● **YOUR OBJECTIVE**:
Using the listing below, select the lines with the word "this" and copy them.

● **DATA RECORDS**:
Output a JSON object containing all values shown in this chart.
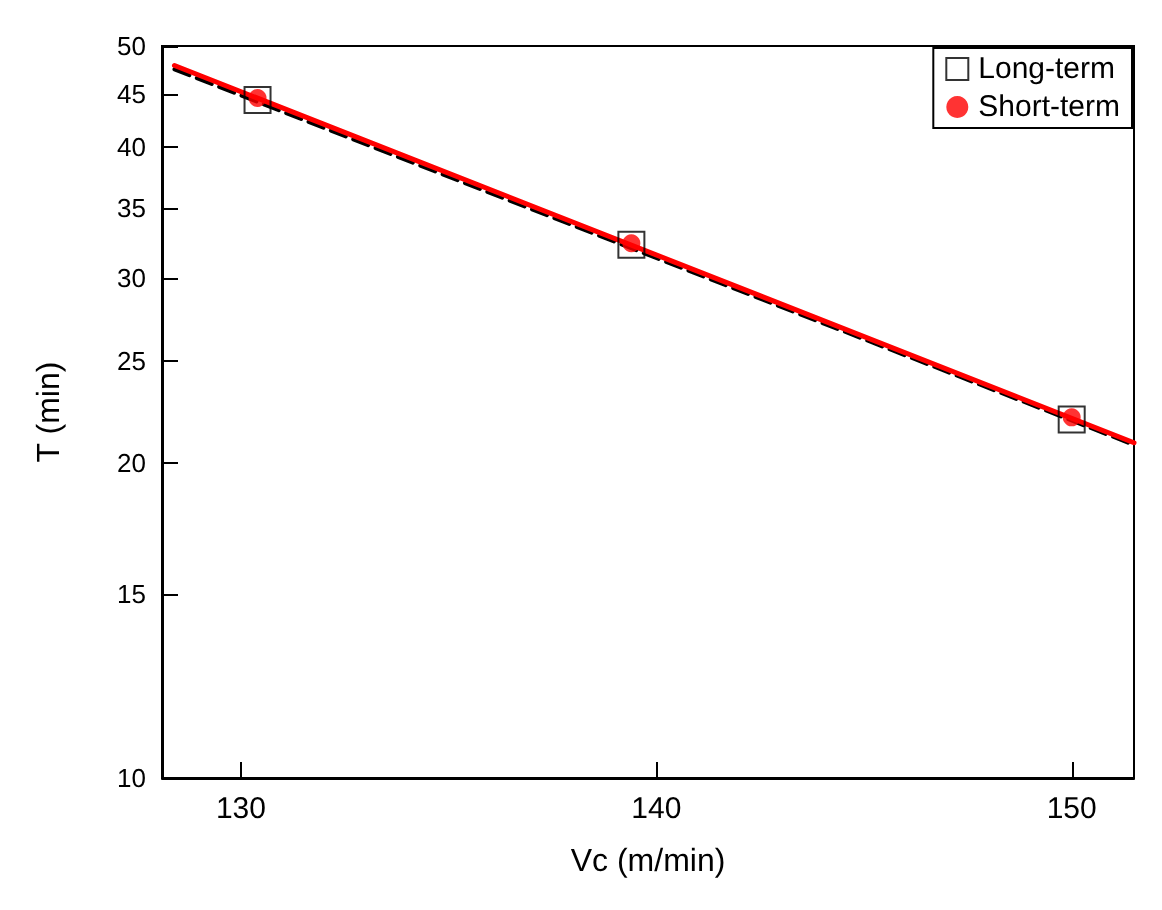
{
  "chart_data": {
    "type": "scatter",
    "xlabel": "Vc (m/min)",
    "ylabel": "T (min)",
    "log": "y",
    "xlim": [
      128.1,
      151.5
    ],
    "xticks": [
      130,
      140,
      150
    ],
    "ylim": [
      10,
      50
    ],
    "yticks": [
      10,
      15,
      20,
      25,
      30,
      35,
      40,
      45,
      50
    ],
    "grid": false,
    "legend": "top right",
    "series": [
      {
        "name": "Long-term",
        "marker": "square",
        "color": "#000000",
        "x": [
          130.4,
          139.4,
          150.0
        ],
        "values": [
          44.4,
          32.3,
          22.0
        ]
      },
      {
        "name": "Short-term",
        "marker": "circle",
        "color": "#ff0000",
        "x": [
          130.4,
          139.4,
          150.0
        ],
        "values": [
          44.6,
          32.4,
          22.1
        ]
      },
      {
        "type": "line",
        "line_style": "dashed",
        "color": "#000000",
        "x": [
          128.4,
          151.5
        ],
        "values": [
          47.5,
          20.8
        ]
      },
      {
        "type": "line",
        "line_style": "solid",
        "color": "#ff0000",
        "x": [
          128.4,
          151.5
        ],
        "values": [
          47.9,
          20.9
        ]
      }
    ]
  }
}
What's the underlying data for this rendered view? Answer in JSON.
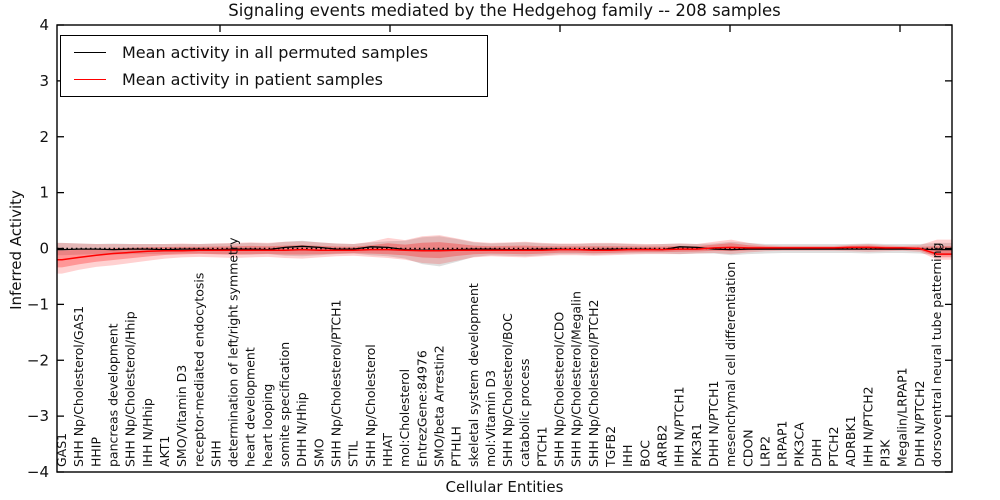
{
  "title": "Signaling events mediated by the Hedgehog family -- 208 samples",
  "legend": {
    "entries": [
      {
        "label": "Mean activity in all permuted samples",
        "color": "#000000"
      },
      {
        "label": "Mean activity in patient samples",
        "color": "#ff0000"
      }
    ]
  },
  "chart_data": {
    "type": "line",
    "title": "Signaling events mediated by the Hedgehog family -- 208 samples",
    "xlabel": "Cellular Entities",
    "ylabel": "Inferred Activity",
    "ylim": [
      -4,
      4
    ],
    "yticks": [
      4,
      3,
      2,
      1,
      0,
      -1,
      -2,
      -3,
      -4
    ],
    "grid": false,
    "legend_position": "upper left",
    "zero_line": true,
    "categories": [
      "GAS1",
      "SHH Np/Cholesterol/GAS1",
      "HHIP",
      "pancreas development",
      "SHH Np/Cholesterol/Hhip",
      "IHH N/Hhip",
      "AKT1",
      "SMO/Vitamin D3",
      "receptor-mediated endocytosis",
      "SHH",
      "determination of left/right symmetry",
      "heart development",
      "heart looping",
      "somite specification",
      "DHH N/Hhip",
      "SMO",
      "SHH Np/Cholesterol/PTCH1",
      "STIL",
      "SHH Np/Cholesterol",
      "HHAT",
      "mol:Cholesterol",
      "EntrezGene:84976",
      "SMO/beta Arrestin2",
      "PTHLH",
      "skeletal system development",
      "mol:Vitamin D3",
      "SHH Np/Cholesterol/BOC",
      "catabolic process",
      "PTCH1",
      "SHH Np/Cholesterol/CDO",
      "SHH Np/Cholesterol/Megalin",
      "SHH Np/Cholesterol/PTCH2",
      "TGFB2",
      "IHH",
      "BOC",
      "ARRB2",
      "IHH N/PTCH1",
      "PIK3R1",
      "DHH N/PTCH1",
      "mesenchymal cell differentiation",
      "CDON",
      "LRP2",
      "LRPAP1",
      "PIK3CA",
      "DHH",
      "PTCH2",
      "ADRBK1",
      "IHH N/PTCH2",
      "PI3K",
      "Megalin/LRPAP1",
      "DHH N/PTCH2",
      "dorsoventral neural tube patterning"
    ],
    "series": [
      {
        "name": "Mean activity in all permuted samples",
        "color": "#000000",
        "values": [
          -0.02,
          -0.01,
          -0.01,
          -0.02,
          -0.01,
          -0.01,
          -0.02,
          -0.01,
          -0.01,
          -0.02,
          -0.01,
          -0.01,
          -0.02,
          0.02,
          0.04,
          0.02,
          -0.01,
          -0.01,
          0.03,
          0.02,
          -0.02,
          -0.03,
          -0.03,
          -0.02,
          -0.01,
          -0.01,
          -0.02,
          -0.02,
          -0.01,
          -0.01,
          -0.02,
          -0.02,
          -0.01,
          -0.01,
          -0.01,
          -0.02,
          0.03,
          0.02,
          -0.01,
          -0.02,
          -0.01,
          -0.01,
          -0.01,
          -0.01,
          -0.01,
          -0.01,
          -0.01,
          -0.01,
          -0.01,
          -0.01,
          -0.01,
          -0.02
        ]
      },
      {
        "name": "Mean activity in patient samples",
        "color": "#ff0000",
        "values": [
          -0.2,
          -0.16,
          -0.12,
          -0.09,
          -0.07,
          -0.05,
          -0.04,
          -0.04,
          -0.03,
          -0.03,
          -0.03,
          -0.03,
          -0.03,
          -0.03,
          -0.02,
          -0.03,
          -0.03,
          -0.03,
          -0.02,
          -0.02,
          -0.03,
          -0.04,
          -0.04,
          -0.03,
          -0.03,
          -0.03,
          -0.03,
          -0.03,
          -0.03,
          -0.02,
          -0.02,
          -0.03,
          -0.03,
          -0.02,
          -0.02,
          -0.02,
          -0.01,
          -0.01,
          0.01,
          0.02,
          0.01,
          0.01,
          0.01,
          0.01,
          0.01,
          0.01,
          0.02,
          0.02,
          0.01,
          0.01,
          0.0,
          -0.1
        ]
      }
    ],
    "bands": [
      {
        "name": "permuted-sample-range",
        "color": "rgba(0,0,0,0.13)",
        "hi": [
          0.1,
          0.09,
          0.08,
          0.09,
          0.08,
          0.08,
          0.08,
          0.08,
          0.08,
          0.09,
          0.09,
          0.1,
          0.09,
          0.12,
          0.14,
          0.11,
          0.09,
          0.08,
          0.11,
          0.13,
          0.14,
          0.2,
          0.22,
          0.17,
          0.11,
          0.09,
          0.1,
          0.11,
          0.09,
          0.08,
          0.08,
          0.09,
          0.09,
          0.08,
          0.07,
          0.08,
          0.09,
          0.08,
          0.09,
          0.12,
          0.1,
          0.08,
          0.08,
          0.08,
          0.08,
          0.08,
          0.08,
          0.09,
          0.08,
          0.08,
          0.08,
          0.1
        ],
        "lo": [
          -0.12,
          -0.11,
          -0.1,
          -0.11,
          -0.1,
          -0.1,
          -0.1,
          -0.09,
          -0.09,
          -0.1,
          -0.11,
          -0.11,
          -0.1,
          -0.13,
          -0.14,
          -0.12,
          -0.1,
          -0.09,
          -0.12,
          -0.14,
          -0.18,
          -0.28,
          -0.32,
          -0.24,
          -0.15,
          -0.12,
          -0.13,
          -0.14,
          -0.12,
          -0.1,
          -0.1,
          -0.11,
          -0.1,
          -0.09,
          -0.09,
          -0.09,
          -0.1,
          -0.09,
          -0.09,
          -0.12,
          -0.1,
          -0.09,
          -0.08,
          -0.08,
          -0.08,
          -0.08,
          -0.08,
          -0.09,
          -0.08,
          -0.08,
          -0.09,
          -0.12
        ]
      },
      {
        "name": "patient-sample-range",
        "color": "rgba(255,0,0,0.18)",
        "hi": [
          0.1,
          0.09,
          0.08,
          0.08,
          0.08,
          0.08,
          0.08,
          0.09,
          0.08,
          0.09,
          0.1,
          0.11,
          0.1,
          0.12,
          0.13,
          0.11,
          0.09,
          0.08,
          0.12,
          0.19,
          0.15,
          0.22,
          0.24,
          0.18,
          0.12,
          0.1,
          0.11,
          0.12,
          0.1,
          0.09,
          0.09,
          0.1,
          0.1,
          0.09,
          0.08,
          0.08,
          0.09,
          0.08,
          0.12,
          0.16,
          0.1,
          0.06,
          0.05,
          0.05,
          0.05,
          0.05,
          0.07,
          0.08,
          0.06,
          0.05,
          0.06,
          0.16
        ],
        "lo": [
          -0.45,
          -0.38,
          -0.33,
          -0.3,
          -0.26,
          -0.22,
          -0.18,
          -0.16,
          -0.15,
          -0.16,
          -0.17,
          -0.16,
          -0.15,
          -0.17,
          -0.18,
          -0.16,
          -0.14,
          -0.13,
          -0.15,
          -0.17,
          -0.2,
          -0.26,
          -0.28,
          -0.22,
          -0.16,
          -0.14,
          -0.15,
          -0.16,
          -0.14,
          -0.12,
          -0.12,
          -0.13,
          -0.12,
          -0.11,
          -0.1,
          -0.1,
          -0.1,
          -0.09,
          -0.08,
          -0.1,
          -0.07,
          -0.05,
          -0.04,
          -0.04,
          -0.04,
          -0.04,
          -0.05,
          -0.06,
          -0.05,
          -0.04,
          -0.06,
          -0.2
        ]
      }
    ]
  }
}
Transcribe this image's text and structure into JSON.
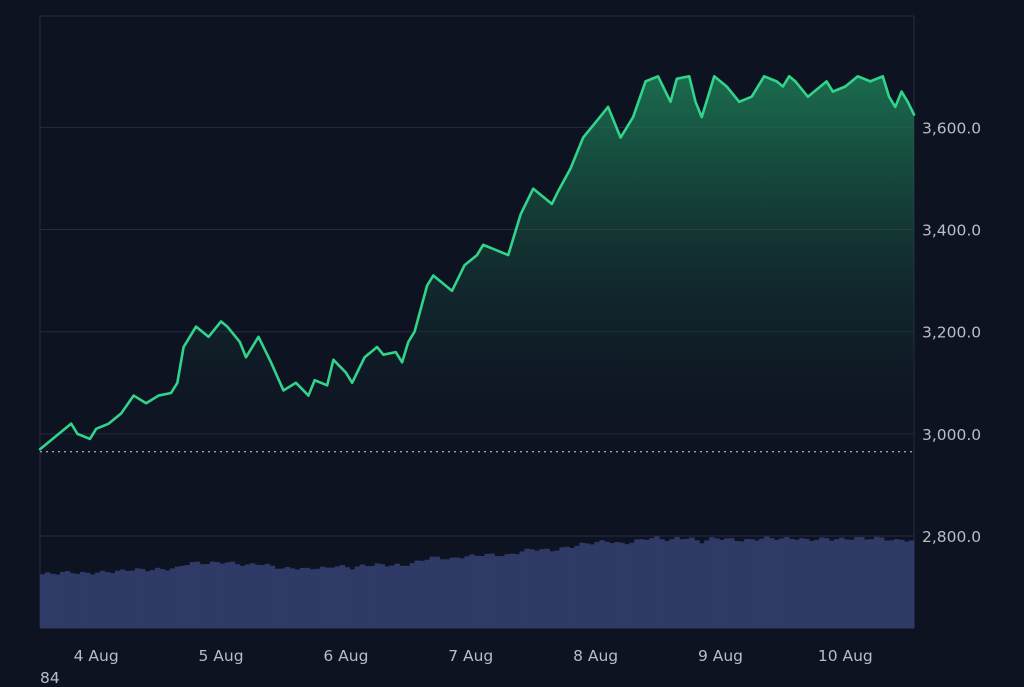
{
  "chart_data": {
    "type": "area",
    "y_axis_position": "right",
    "grid": true,
    "x_tick_labels": [
      "4 Aug",
      "5 Aug",
      "6 Aug",
      "7 Aug",
      "8 Aug",
      "9 Aug",
      "10 Aug"
    ],
    "y_ticks": [
      2800,
      3000,
      3200,
      3400,
      3600
    ],
    "y_tick_labels": [
      "2,800.0",
      "3,000.0",
      "3,200.0",
      "3,400.0",
      "3,600.0"
    ],
    "ylim": [
      2620,
      3818
    ],
    "x_range_days": [
      3.55,
      10.55
    ],
    "reference_line": {
      "value": 2965,
      "style": "dotted"
    },
    "footer_text": "84",
    "colors": {
      "background": "#0e1322",
      "price_line": "#31d48a",
      "area_top": "#1f8a5d",
      "volume_bars": "#2f3b66",
      "grid": "#262d40",
      "axis_text": "#b9bdc9"
    },
    "series": [
      {
        "type": "line",
        "x_dates": [
          "3 Aug 13:12",
          "3 Aug 15:36",
          "3 Aug 19:12",
          "3 Aug 20:24",
          "3 Aug 22:48",
          "4 Aug 00:00",
          "4 Aug 02:24",
          "4 Aug 04:48",
          "4 Aug 07:12",
          "4 Aug 09:36",
          "4 Aug 12:00",
          "4 Aug 14:24",
          "4 Aug 15:36",
          "4 Aug 16:48",
          "4 Aug 19:12",
          "4 Aug 21:36",
          "5 Aug 00:00",
          "5 Aug 01:12",
          "5 Aug 03:36",
          "5 Aug 04:48",
          "5 Aug 07:12",
          "5 Aug 09:36",
          "5 Aug 12:00",
          "5 Aug 14:24",
          "5 Aug 16:48",
          "5 Aug 18:00",
          "5 Aug 20:24",
          "5 Aug 21:36",
          "6 Aug 00:00",
          "6 Aug 01:12",
          "6 Aug 03:36",
          "6 Aug 06:00",
          "6 Aug 07:12",
          "6 Aug 09:36",
          "6 Aug 10:48",
          "6 Aug 12:00",
          "6 Aug 13:12",
          "6 Aug 15:36",
          "6 Aug 16:48",
          "6 Aug 20:24",
          "6 Aug 22:48",
          "7 Aug 01:12",
          "7 Aug 02:24",
          "7 Aug 04:48",
          "7 Aug 07:12",
          "7 Aug 09:36",
          "7 Aug 12:00",
          "7 Aug 13:12",
          "7 Aug 15:36",
          "7 Aug 16:48",
          "7 Aug 19:12",
          "7 Aug 21:36",
          "8 Aug 00:00",
          "8 Aug 02:24",
          "8 Aug 04:48",
          "8 Aug 07:12",
          "8 Aug 09:36",
          "8 Aug 12:00",
          "8 Aug 14:24",
          "8 Aug 15:36",
          "8 Aug 18:00",
          "8 Aug 19:12",
          "8 Aug 20:24",
          "8 Aug 21:36",
          "8 Aug 22:48",
          "9 Aug 01:12",
          "9 Aug 03:36",
          "9 Aug 06:00",
          "9 Aug 08:24",
          "9 Aug 10:48",
          "9 Aug 12:00",
          "9 Aug 13:12",
          "9 Aug 14:24",
          "9 Aug 16:48",
          "9 Aug 19:12",
          "9 Aug 20:24",
          "9 Aug 21:36",
          "10 Aug 00:00",
          "10 Aug 02:24",
          "10 Aug 04:48",
          "10 Aug 07:12",
          "10 Aug 08:24",
          "10 Aug 09:36",
          "10 Aug 10:48",
          "10 Aug 12:00",
          "10 Aug 13:12"
        ],
        "values": [
          2970,
          2990,
          3020,
          3000,
          2990,
          3010,
          3020,
          3040,
          3075,
          3060,
          3075,
          3080,
          3100,
          3170,
          3210,
          3190,
          3220,
          3210,
          3180,
          3150,
          3190,
          3140,
          3085,
          3100,
          3075,
          3105,
          3095,
          3145,
          3120,
          3100,
          3150,
          3170,
          3155,
          3160,
          3140,
          3180,
          3200,
          3290,
          3310,
          3280,
          3330,
          3350,
          3370,
          3360,
          3350,
          3430,
          3480,
          3470,
          3450,
          3475,
          3520,
          3580,
          3610,
          3640,
          3580,
          3620,
          3690,
          3700,
          3650,
          3695,
          3700,
          3650,
          3620,
          3660,
          3700,
          3680,
          3650,
          3660,
          3700,
          3690,
          3680,
          3700,
          3690,
          3660,
          3680,
          3690,
          3670,
          3680,
          3700,
          3690,
          3700,
          3660,
          3640,
          3670,
          3650,
          3625
        ]
      },
      {
        "name": "",
        "type": "bar"
      }
    ]
  }
}
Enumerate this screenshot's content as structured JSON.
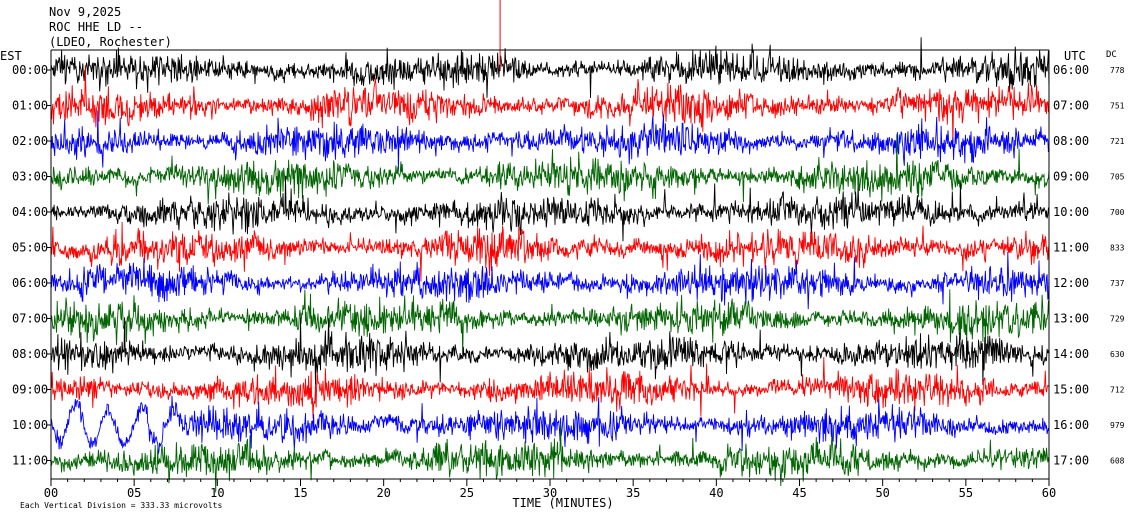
{
  "header": {
    "line1": "Nov 9,2025",
    "line2": "ROC HHE LD --",
    "line3": "(LDEO, Rochester)"
  },
  "left_axis_label": "EST",
  "right_axis_label": "UTC",
  "dc_label": "DC",
  "footer": {
    "scale_note": "Each Vertical Division =  333.33 microvolts"
  },
  "chart_data": {
    "type": "line",
    "xlabel": "TIME (MINUTES)",
    "x_ticks": [
      "00",
      "05",
      "10",
      "15",
      "20",
      "25",
      "30",
      "35",
      "40",
      "45",
      "50",
      "55",
      "60"
    ],
    "xlim": [
      0,
      60
    ],
    "rows": [
      {
        "est": "00:00",
        "utc": "06:00",
        "dc": "778",
        "color": "#000000"
      },
      {
        "est": "01:00",
        "utc": "07:00",
        "dc": "751",
        "color": "#ff0000"
      },
      {
        "est": "02:00",
        "utc": "08:00",
        "dc": "721",
        "color": "#0000ff"
      },
      {
        "est": "03:00",
        "utc": "09:00",
        "dc": "705",
        "color": "#006400"
      },
      {
        "est": "04:00",
        "utc": "10:00",
        "dc": "700",
        "color": "#000000"
      },
      {
        "est": "05:00",
        "utc": "11:00",
        "dc": "833",
        "color": "#ff0000"
      },
      {
        "est": "06:00",
        "utc": "12:00",
        "dc": "737",
        "color": "#0000ff"
      },
      {
        "est": "07:00",
        "utc": "13:00",
        "dc": "729",
        "color": "#006400"
      },
      {
        "est": "08:00",
        "utc": "14:00",
        "dc": "630",
        "color": "#000000"
      },
      {
        "est": "09:00",
        "utc": "15:00",
        "dc": "712",
        "color": "#ff0000"
      },
      {
        "est": "10:00",
        "utc": "16:00",
        "dc": "979",
        "color": "#0000ff"
      },
      {
        "est": "11:00",
        "utc": "17:00",
        "dc": "608",
        "color": "#006400"
      }
    ],
    "marker_minute": 27
  }
}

● **ANSWER TO THE TASK**:
Output a JSON object containing all values shown in this chart.
What's the underlying data for this rendered view? Answer in JSON.
Transcribe this image's text and structure into JSON.
Enumerate this screenshot's content as structured JSON.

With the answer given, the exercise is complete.